Dataset records:
══════
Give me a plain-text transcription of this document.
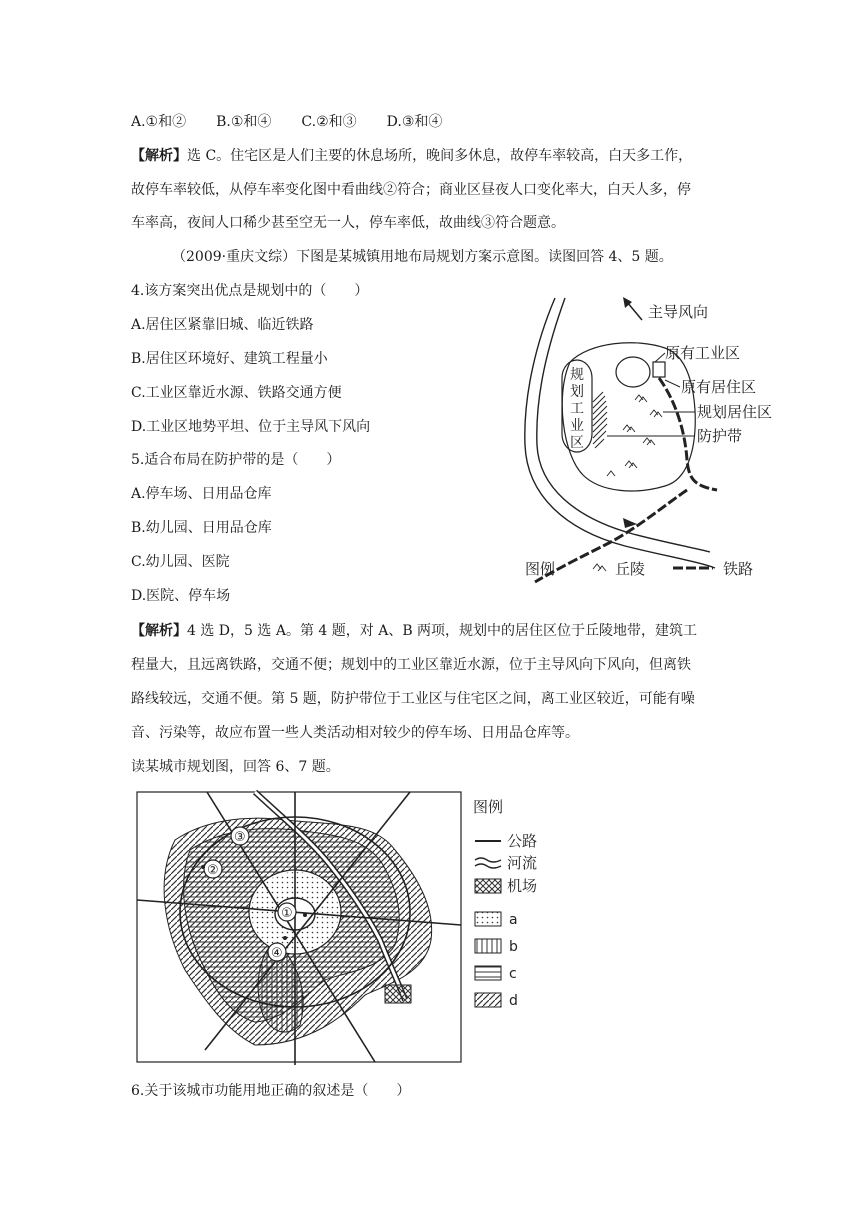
A.①和② B.①和④ C.②和③ D.③和④
【解析】选 C。住宅区是人们主要的休息场所，晚间多休息，故停车率较高，白天多工作，
故停车率较低，从停车率变化图中看曲线②符合；商业区昼夜人口变化率大，白天人多，停
车率高，夜间人口稀少甚至空无一人，停车率低，故曲线③符合题意。
（2009·重庆文综）下图是某城镇用地布局规划方案示意图。读图回答 4、5 题。
4.该方案突出优点是规划中的（　　）
A.居住区紧靠旧城、临近铁路
B.居住区环境好、建筑工程量小
C.工业区靠近水源、铁路交通方便
D.工业区地势平坦、位于主导风下风向
5.适合布局在防护带的是（　　）
A.停车场、日用品仓库
B.幼儿园、日用品仓库
C.幼儿园、医院
D.医院、停车场
主导风向
规
划
工
业
区
原有工业区
原有居住区
规划居住区
防护带
图例	丘陵	铁路
【解析】4 选 D，5 选 A。第 4 题，对 A、B 两项，规划中的居住区位于丘陵地带，建筑工
程量大，且远离铁路，交通不便；规划中的工业区靠近水源，位于主导风向下风向，但离铁
路线较远，交通不便。第 5 题，防护带位于工业区与住宅区之间，离工业区较近，可能有噪
音、污染等，故应布置一些人类活动相对较少的停车场、日用品仓库等。
读某城市规划图，回答 6、7 题。
①
②
③
④
图例
公路
河流
机场
a
b
c
d
6.关于该城市功能用地正确的叙述是（　　）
══════
Task description:
Without the pictures, return all the records precisely as they stand.

Correct output:
Give me a plain-text transcription of this document.
A.①和② B.①和④ C.②和③ D.③和④
【解析】选 C。住宅区是人们主要的休息场所，晚间多休息，故停车率较高，白天多工作，
故停车率较低，从停车率变化图中看曲线②符合；商业区昼夜人口变化率大，白天人多，停
车率高，夜间人口稀少甚至空无一人，停车率低，故曲线③符合题意。
（2009·重庆文综）下图是某城镇用地布局规划方案示意图。读图回答 4、5 题。
4.该方案突出优点是规划中的（　　）
A.居住区紧靠旧城、临近铁路
B.居住区环境好、建筑工程量小
C.工业区靠近水源、铁路交通方便
D.工业区地势平坦、位于主导风下风向
5.适合布局在防护带的是（　　）
A.停车场、日用品仓库
B.幼儿园、日用品仓库
C.幼儿园、医院
D.医院、停车场
主导风向
规
划
工
业
区
原有工业区
原有居住区
规划居住区
防护带
图例	丘陵	铁路
【解析】4 选 D，5 选 A。第 4 题，对 A、B 两项，规划中的居住区位于丘陵地带，建筑工
程量大，且远离铁路，交通不便；规划中的工业区靠近水源，位于主导风向下风向，但离铁
路线较远，交通不便。第 5 题，防护带位于工业区与住宅区之间，离工业区较近，可能有噪
音、污染等，故应布置一些人类活动相对较少的停车场、日用品仓库等。
读某城市规划图，回答 6、7 题。
①
②
③
④
图例
公路
河流
机场
a
b
c
d
6.关于该城市功能用地正确的叙述是（　　）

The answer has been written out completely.